◆ TASK DIRECTIONS ◆
Please give the listing again in its entirety, exactly as written.

◆ RAW RECORDS ◆
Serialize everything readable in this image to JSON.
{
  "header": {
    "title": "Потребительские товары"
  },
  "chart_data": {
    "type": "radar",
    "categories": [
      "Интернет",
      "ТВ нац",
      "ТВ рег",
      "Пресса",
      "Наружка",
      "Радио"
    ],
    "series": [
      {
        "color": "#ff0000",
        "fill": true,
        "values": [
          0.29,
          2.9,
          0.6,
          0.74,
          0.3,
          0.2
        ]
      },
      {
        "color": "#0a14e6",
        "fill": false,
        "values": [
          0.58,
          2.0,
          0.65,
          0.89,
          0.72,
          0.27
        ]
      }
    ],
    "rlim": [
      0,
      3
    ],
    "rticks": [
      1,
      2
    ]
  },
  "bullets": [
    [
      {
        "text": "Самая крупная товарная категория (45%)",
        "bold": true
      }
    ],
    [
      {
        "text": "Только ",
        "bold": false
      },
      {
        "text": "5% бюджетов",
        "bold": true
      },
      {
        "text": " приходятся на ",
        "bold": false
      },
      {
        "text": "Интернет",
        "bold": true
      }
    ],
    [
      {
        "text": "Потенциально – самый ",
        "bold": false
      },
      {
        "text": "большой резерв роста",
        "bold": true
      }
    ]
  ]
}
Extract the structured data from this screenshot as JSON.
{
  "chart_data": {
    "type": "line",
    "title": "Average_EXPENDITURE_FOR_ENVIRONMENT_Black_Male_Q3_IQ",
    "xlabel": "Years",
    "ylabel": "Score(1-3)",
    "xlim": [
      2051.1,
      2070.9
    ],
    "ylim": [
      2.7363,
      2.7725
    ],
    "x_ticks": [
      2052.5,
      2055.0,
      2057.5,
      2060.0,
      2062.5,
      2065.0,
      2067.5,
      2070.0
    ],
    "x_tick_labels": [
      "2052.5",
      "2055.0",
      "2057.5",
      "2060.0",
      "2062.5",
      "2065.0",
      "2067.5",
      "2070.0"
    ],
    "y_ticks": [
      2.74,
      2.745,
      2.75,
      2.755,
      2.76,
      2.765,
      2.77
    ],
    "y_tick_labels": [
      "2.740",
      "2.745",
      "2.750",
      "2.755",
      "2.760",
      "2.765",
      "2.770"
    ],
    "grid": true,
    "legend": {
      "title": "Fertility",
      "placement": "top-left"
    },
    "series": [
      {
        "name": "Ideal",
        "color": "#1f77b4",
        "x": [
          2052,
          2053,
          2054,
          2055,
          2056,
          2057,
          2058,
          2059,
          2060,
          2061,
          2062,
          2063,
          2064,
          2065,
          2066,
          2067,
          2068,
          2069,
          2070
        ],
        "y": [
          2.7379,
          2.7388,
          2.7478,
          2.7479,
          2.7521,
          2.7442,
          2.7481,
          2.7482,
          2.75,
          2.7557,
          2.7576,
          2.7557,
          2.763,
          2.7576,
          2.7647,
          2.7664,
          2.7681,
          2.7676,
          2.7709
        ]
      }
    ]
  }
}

◆ THE RESULT ◆
Serialize everything readable in this image to JSON.
{
  "header": {
    "title": "Потребительские товары"
  },
  "chart_data": {
    "type": "radar",
    "categories": [
      "Интернет",
      "ТВ нац",
      "ТВ рег",
      "Пресса",
      "Наружка",
      "Радио"
    ],
    "series": [
      {
        "color": "#ff0000",
        "fill": true,
        "values": [
          0.29,
          2.9,
          0.6,
          0.74,
          0.3,
          0.2
        ]
      },
      {
        "color": "#0a14e6",
        "fill": false,
        "values": [
          0.58,
          2.0,
          0.65,
          0.89,
          0.72,
          0.27
        ]
      }
    ],
    "rlim": [
      0,
      3
    ],
    "rticks": [
      1,
      2
    ]
  },
  "bullets": [
    [
      {
        "text": "Самая крупная товарная категория (45%)",
        "bold": true
      }
    ],
    [
      {
        "text": "Только ",
        "bold": false
      },
      {
        "text": "5% бюджетов",
        "bold": true
      },
      {
        "text": " приходятся на ",
        "bold": false
      },
      {
        "text": "Интернет",
        "bold": true
      }
    ],
    [
      {
        "text": "Потенциально – самый ",
        "bold": false
      },
      {
        "text": "большой резерв роста",
        "bold": true
      }
    ]
  ]
}
Extract the structured data from this screenshot as JSON.
{
  "chart_data": {
    "type": "line",
    "title": "Average_EXPENDITURE_FOR_ENVIRONMENT_Black_Male_Q3_IQ",
    "xlabel": "Years",
    "ylabel": "Score(1-3)",
    "xlim": [
      2051.1,
      2070.9
    ],
    "ylim": [
      2.7363,
      2.7725
    ],
    "x_ticks": [
      2052.5,
      2055.0,
      2057.5,
      2060.0,
      2062.5,
      2065.0,
      2067.5,
      2070.0
    ],
    "x_tick_labels": [
      "2052.5",
      "2055.0",
      "2057.5",
      "2060.0",
      "2062.5",
      "2065.0",
      "2067.5",
      "2070.0"
    ],
    "y_ticks": [
      2.74,
      2.745,
      2.75,
      2.755,
      2.76,
      2.765,
      2.77
    ],
    "y_tick_labels": [
      "2.740",
      "2.745",
      "2.750",
      "2.755",
      "2.760",
      "2.765",
      "2.770"
    ],
    "grid": true,
    "legend": {
      "title": "Fertility",
      "placement": "top-left"
    },
    "series": [
      {
        "name": "Ideal",
        "color": "#1f77b4",
        "x": [
          2052,
          2053,
          2054,
          2055,
          2056,
          2057,
          2058,
          2059,
          2060,
          2061,
          2062,
          2063,
          2064,
          2065,
          2066,
          2067,
          2068,
          2069,
          2070
        ],
        "y": [
          2.7379,
          2.7388,
          2.7478,
          2.7479,
          2.7521,
          2.7442,
          2.7481,
          2.7482,
          2.75,
          2.7557,
          2.7576,
          2.7557,
          2.763,
          2.7576,
          2.7647,
          2.7664,
          2.7681,
          2.7676,
          2.7709
        ]
      }
    ]
  }
}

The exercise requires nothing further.